== Provided records ==

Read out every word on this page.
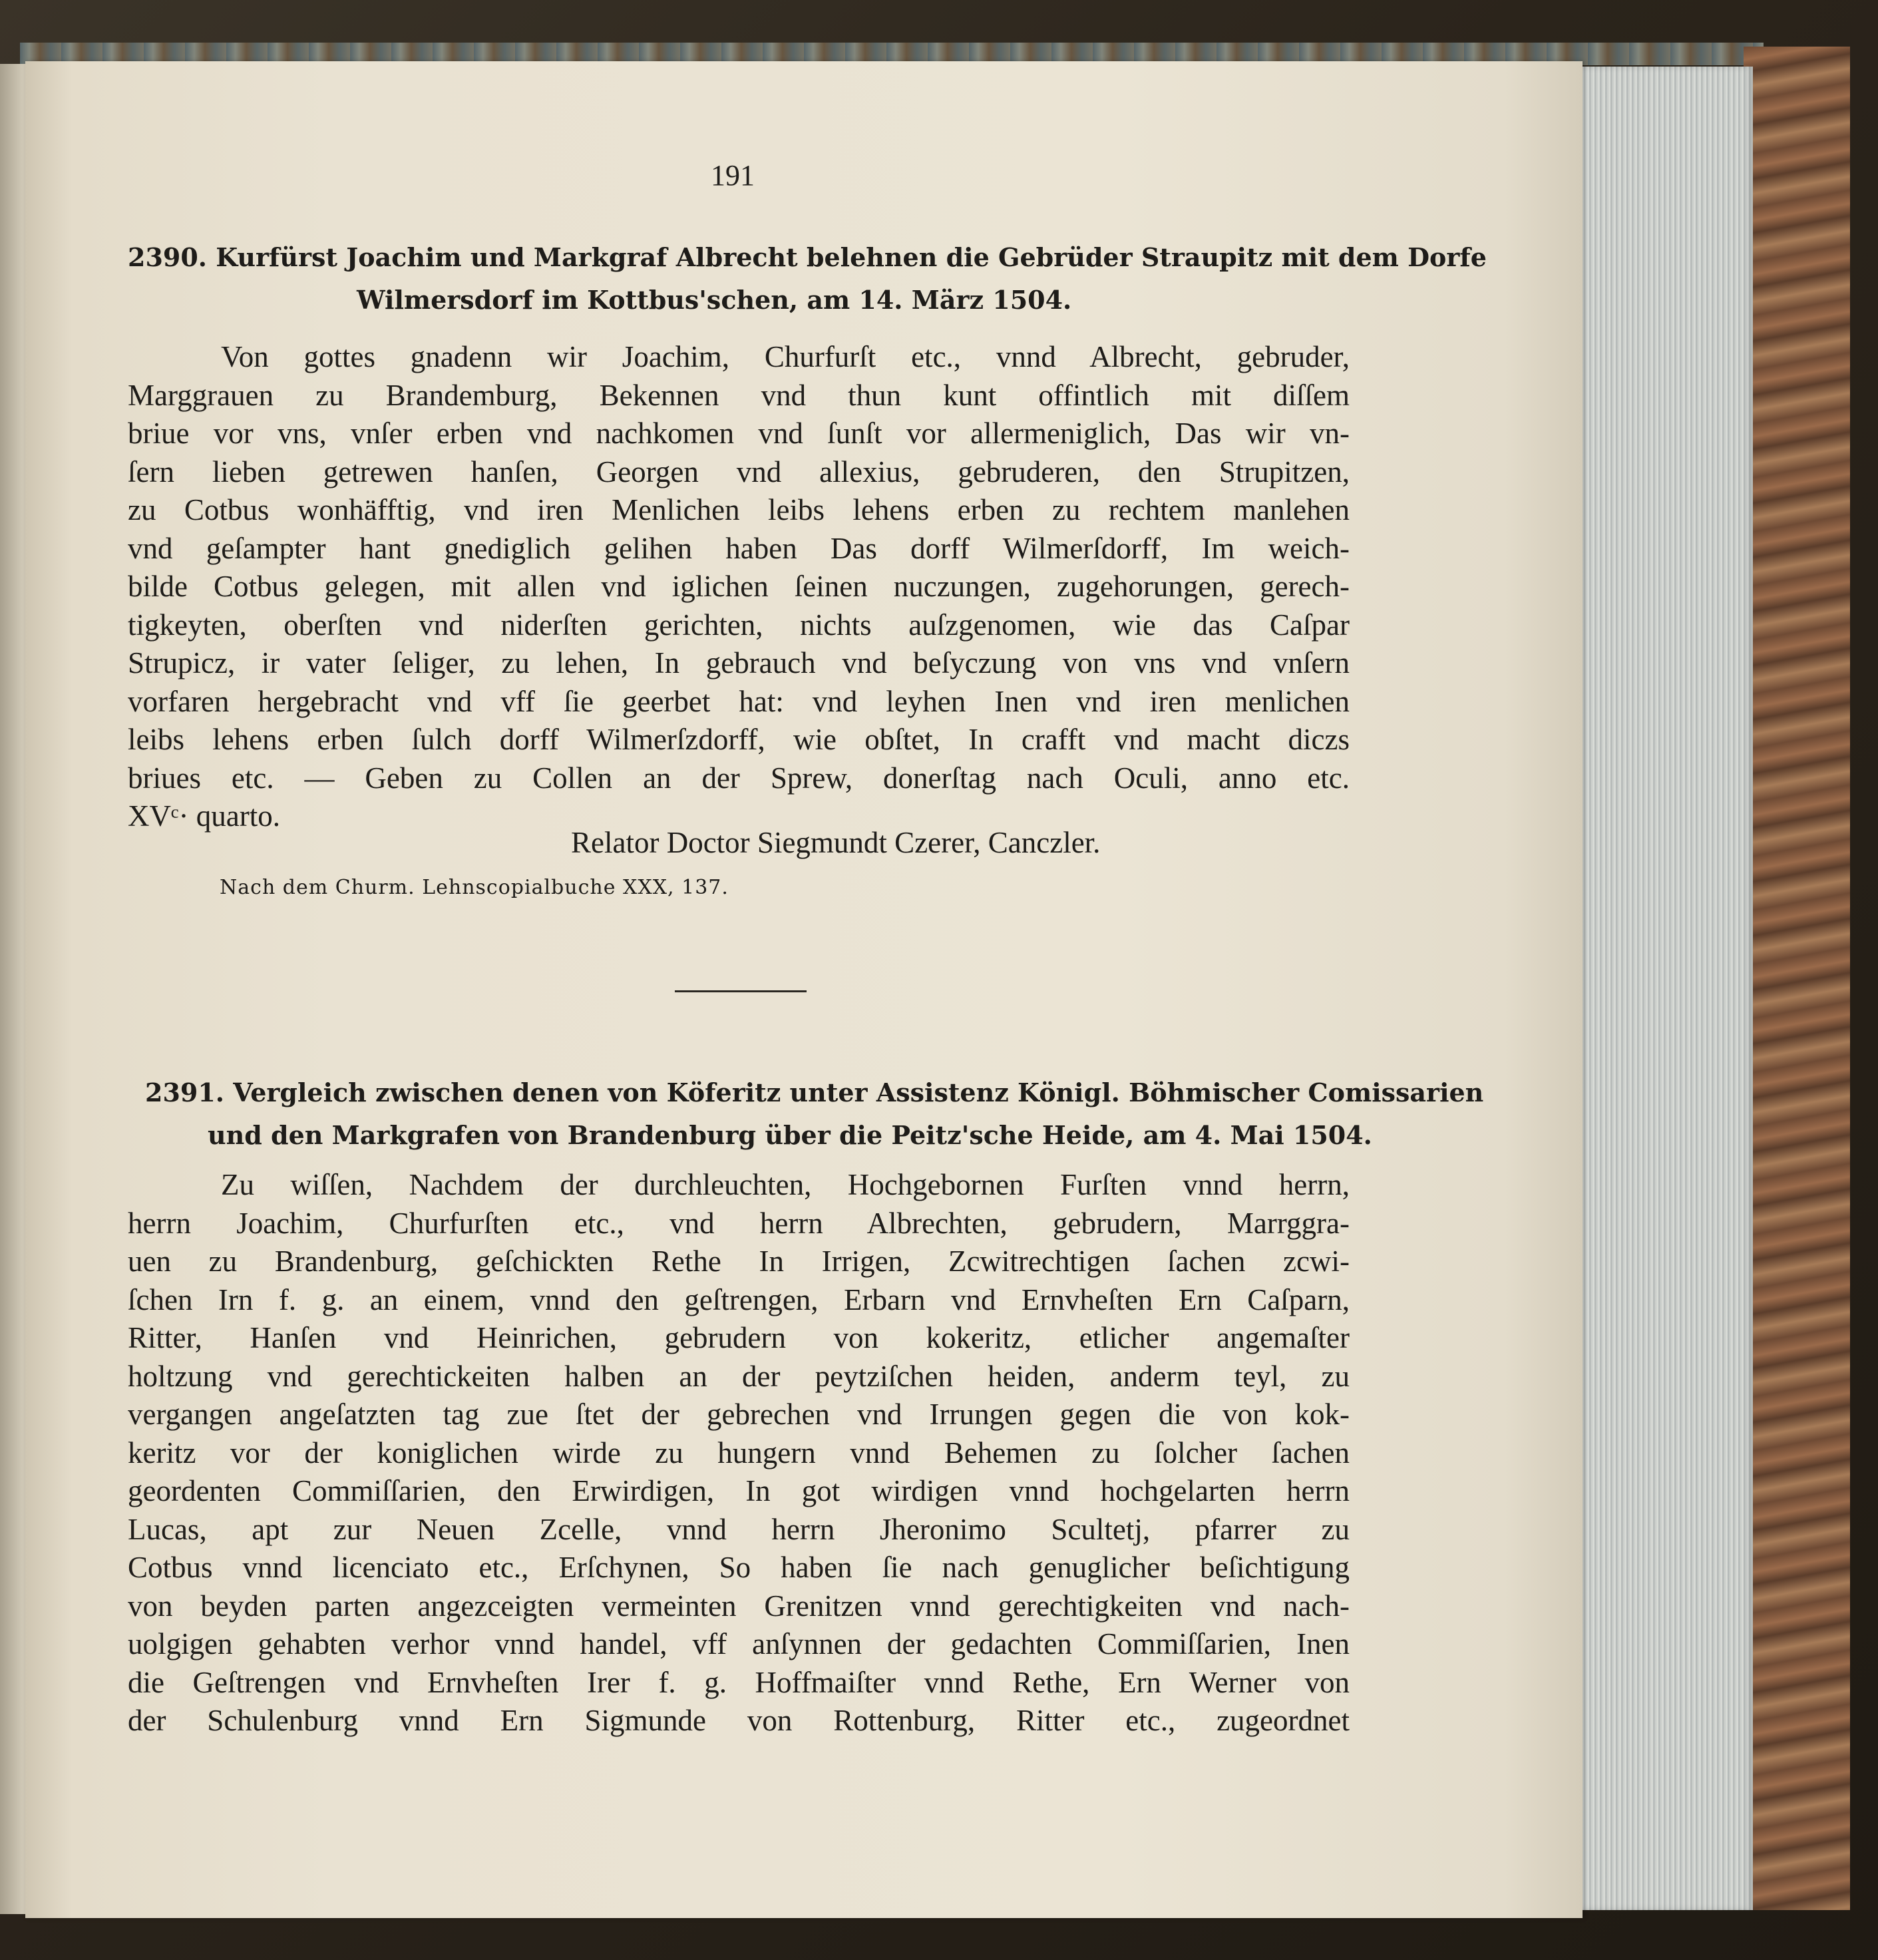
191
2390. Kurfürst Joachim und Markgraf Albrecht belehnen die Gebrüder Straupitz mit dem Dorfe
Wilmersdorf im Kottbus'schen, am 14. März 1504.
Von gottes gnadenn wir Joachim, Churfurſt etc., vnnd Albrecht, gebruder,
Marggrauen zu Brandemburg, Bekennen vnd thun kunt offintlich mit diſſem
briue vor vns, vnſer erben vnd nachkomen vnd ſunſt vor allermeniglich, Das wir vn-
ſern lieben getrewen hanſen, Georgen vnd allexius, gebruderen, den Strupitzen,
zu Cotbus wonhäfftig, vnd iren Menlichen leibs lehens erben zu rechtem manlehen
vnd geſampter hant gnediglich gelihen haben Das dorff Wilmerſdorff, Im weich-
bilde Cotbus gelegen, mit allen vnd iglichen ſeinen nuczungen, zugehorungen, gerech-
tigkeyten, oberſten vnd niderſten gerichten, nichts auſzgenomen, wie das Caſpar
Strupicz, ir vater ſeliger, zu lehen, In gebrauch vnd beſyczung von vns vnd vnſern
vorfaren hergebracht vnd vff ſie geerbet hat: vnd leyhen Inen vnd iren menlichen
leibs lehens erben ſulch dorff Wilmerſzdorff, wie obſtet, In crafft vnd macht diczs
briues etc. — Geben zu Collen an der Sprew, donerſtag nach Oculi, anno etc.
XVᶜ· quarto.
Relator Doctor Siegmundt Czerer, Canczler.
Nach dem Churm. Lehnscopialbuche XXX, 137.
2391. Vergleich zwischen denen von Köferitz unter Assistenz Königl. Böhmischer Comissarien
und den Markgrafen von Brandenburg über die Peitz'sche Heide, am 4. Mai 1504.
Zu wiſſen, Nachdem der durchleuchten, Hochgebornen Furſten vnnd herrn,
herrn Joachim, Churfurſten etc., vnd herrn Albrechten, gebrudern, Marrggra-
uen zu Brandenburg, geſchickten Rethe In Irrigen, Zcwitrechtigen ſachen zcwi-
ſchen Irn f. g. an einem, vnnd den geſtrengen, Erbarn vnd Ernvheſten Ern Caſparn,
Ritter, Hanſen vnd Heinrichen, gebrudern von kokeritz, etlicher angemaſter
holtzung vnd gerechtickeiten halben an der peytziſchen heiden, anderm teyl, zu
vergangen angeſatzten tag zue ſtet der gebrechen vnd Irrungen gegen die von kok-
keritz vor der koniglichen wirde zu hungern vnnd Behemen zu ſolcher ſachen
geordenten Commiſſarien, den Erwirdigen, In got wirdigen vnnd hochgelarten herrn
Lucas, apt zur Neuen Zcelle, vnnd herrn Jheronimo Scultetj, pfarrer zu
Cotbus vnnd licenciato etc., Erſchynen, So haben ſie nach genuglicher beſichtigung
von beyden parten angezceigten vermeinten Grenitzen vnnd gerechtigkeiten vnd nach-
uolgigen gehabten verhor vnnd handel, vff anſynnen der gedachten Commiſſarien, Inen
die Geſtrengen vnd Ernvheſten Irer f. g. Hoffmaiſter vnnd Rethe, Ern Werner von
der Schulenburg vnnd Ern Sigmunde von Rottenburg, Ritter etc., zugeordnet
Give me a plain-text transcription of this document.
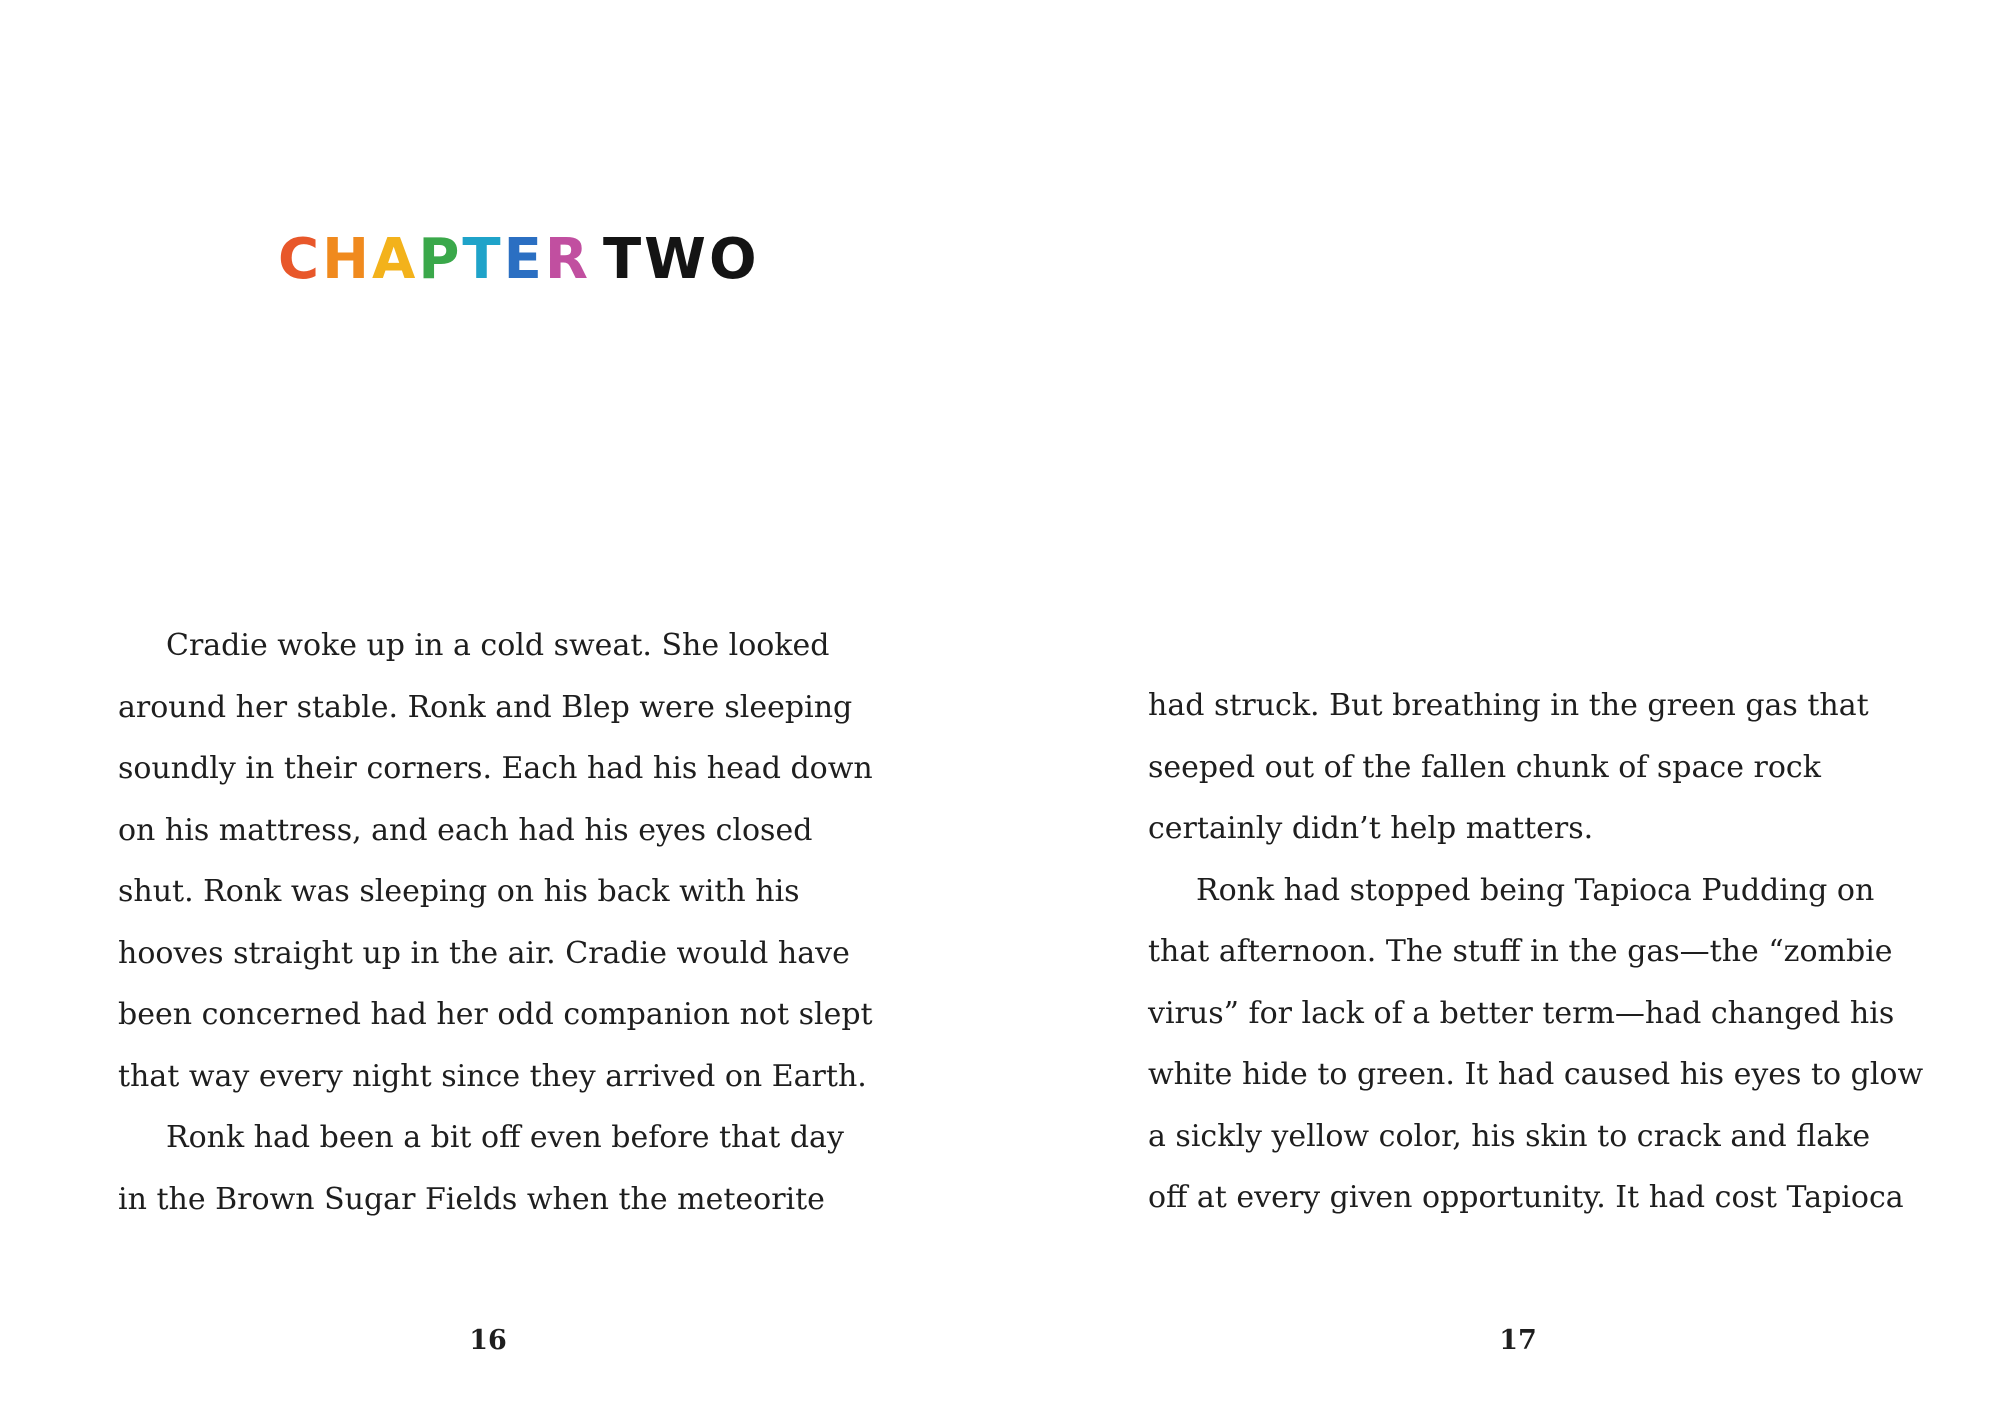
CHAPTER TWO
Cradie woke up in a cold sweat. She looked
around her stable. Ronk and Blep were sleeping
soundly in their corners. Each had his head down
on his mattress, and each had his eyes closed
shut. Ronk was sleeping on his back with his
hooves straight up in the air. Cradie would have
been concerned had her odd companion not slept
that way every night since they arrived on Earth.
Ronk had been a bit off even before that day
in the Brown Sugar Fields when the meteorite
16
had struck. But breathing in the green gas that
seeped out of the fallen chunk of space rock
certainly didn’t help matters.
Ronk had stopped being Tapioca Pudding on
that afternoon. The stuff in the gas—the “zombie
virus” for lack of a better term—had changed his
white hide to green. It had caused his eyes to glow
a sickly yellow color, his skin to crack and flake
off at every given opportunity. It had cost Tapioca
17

===

> **Task requirements**: Output each record verbatim, but skip anything that is a picture.

> **Response for this exercise**:
Read out every word on this page.
191
2390. Kurfürst Joachim und Markgraf Albrecht belehnen die Gebrüder Straupitz mit dem Dorfe
Wilmersdorf im Kottbus'schen, am 14. März 1504.
Von gottes gnadenn wir Joachim, Churfurſt etc., vnnd Albrecht, gebruder,
Marggrauen zu Brandemburg, Bekennen vnd thun kunt offintlich mit diſſem
briue vor vns, vnſer erben vnd nachkomen vnd ſunſt vor allermeniglich, Das wir vn-
ſern lieben getrewen hanſen, Georgen vnd allexius, gebruderen, den Strupitzen,
zu Cotbus wonhäfftig, vnd iren Menlichen leibs lehens erben zu rechtem manlehen
vnd geſampter hant gnediglich gelihen haben Das dorff Wilmerſdorff, Im weich-
bilde Cotbus gelegen, mit allen vnd iglichen ſeinen nuczungen, zugehorungen, gerech-
tigkeyten, oberſten vnd niderſten gerichten, nichts auſzgenomen, wie das Caſpar
Strupicz, ir vater ſeliger, zu lehen, In gebrauch vnd beſyczung von vns vnd vnſern
vorfaren hergebracht vnd vff ſie geerbet hat: vnd leyhen Inen vnd iren menlichen
leibs lehens erben ſulch dorff Wilmerſzdorff, wie obſtet, In crafft vnd macht diczs
briues etc. — Geben zu Collen an der Sprew, donerſtag nach Oculi, anno etc.
XVᶜ· quarto.
Relator Doctor Siegmundt Czerer, Canczler.
Nach dem Churm. Lehnscopialbuche XXX, 137.
2391. Vergleich zwischen denen von Köferitz unter Assistenz Königl. Böhmischer Comissarien
und den Markgrafen von Brandenburg über die Peitz'sche Heide, am 4. Mai 1504.
Zu wiſſen, Nachdem der durchleuchten, Hochgebornen Furſten vnnd herrn,
herrn Joachim, Churfurſten etc., vnd herrn Albrechten, gebrudern, Marrggra-
uen zu Brandenburg, geſchickten Rethe In Irrigen, Zcwitrechtigen ſachen zcwi-
ſchen Irn f. g. an einem, vnnd den geſtrengen, Erbarn vnd Ernvheſten Ern Caſparn,
Ritter, Hanſen vnd Heinrichen, gebrudern von kokeritz, etlicher angemaſter
holtzung vnd gerechtickeiten halben an der peytziſchen heiden, anderm teyl, zu
vergangen angeſatzten tag zue ſtet der gebrechen vnd Irrungen gegen die von kok-
keritz vor der koniglichen wirde zu hungern vnnd Behemen zu ſolcher ſachen
geordenten Commiſſarien, den Erwirdigen, In got wirdigen vnnd hochgelarten herrn
Lucas, apt zur Neuen Zcelle, vnnd herrn Jheronimo Scultetj, pfarrer zu
Cotbus vnnd licenciato etc., Erſchynen, So haben ſie nach genuglicher beſichtigung
von beyden parten angezceigten vermeinten Grenitzen vnnd gerechtigkeiten vnd nach-
uolgigen gehabten verhor vnnd handel, vff anſynnen der gedachten Commiſſarien, Inen
die Geſtrengen vnd Ernvheſten Irer f. g. Hoffmaiſter vnnd Rethe, Ern Werner von
der Schulenburg vnnd Ern Sigmunde von Rottenburg, Ritter etc., zugeordnet
Give me a plain-text transcription of this document.
CHAPTER TWO
Cradie woke up in a cold sweat. She looked
around her stable. Ronk and Blep were sleeping
soundly in their corners. Each had his head down
on his mattress, and each had his eyes closed
shut. Ronk was sleeping on his back with his
hooves straight up in the air. Cradie would have
been concerned had her odd companion not slept
that way every night since they arrived on Earth.
Ronk had been a bit off even before that day
in the Brown Sugar Fields when the meteorite
16
had struck. But breathing in the green gas that
seeped out of the fallen chunk of space rock
certainly didn’t help matters.
Ronk had stopped being Tapioca Pudding on
that afternoon. The stuff in the gas—the “zombie
virus” for lack of a better term—had changed his
white hide to green. It had caused his eyes to glow
a sickly yellow color, his skin to crack and flake
off at every given opportunity. It had cost Tapioca
17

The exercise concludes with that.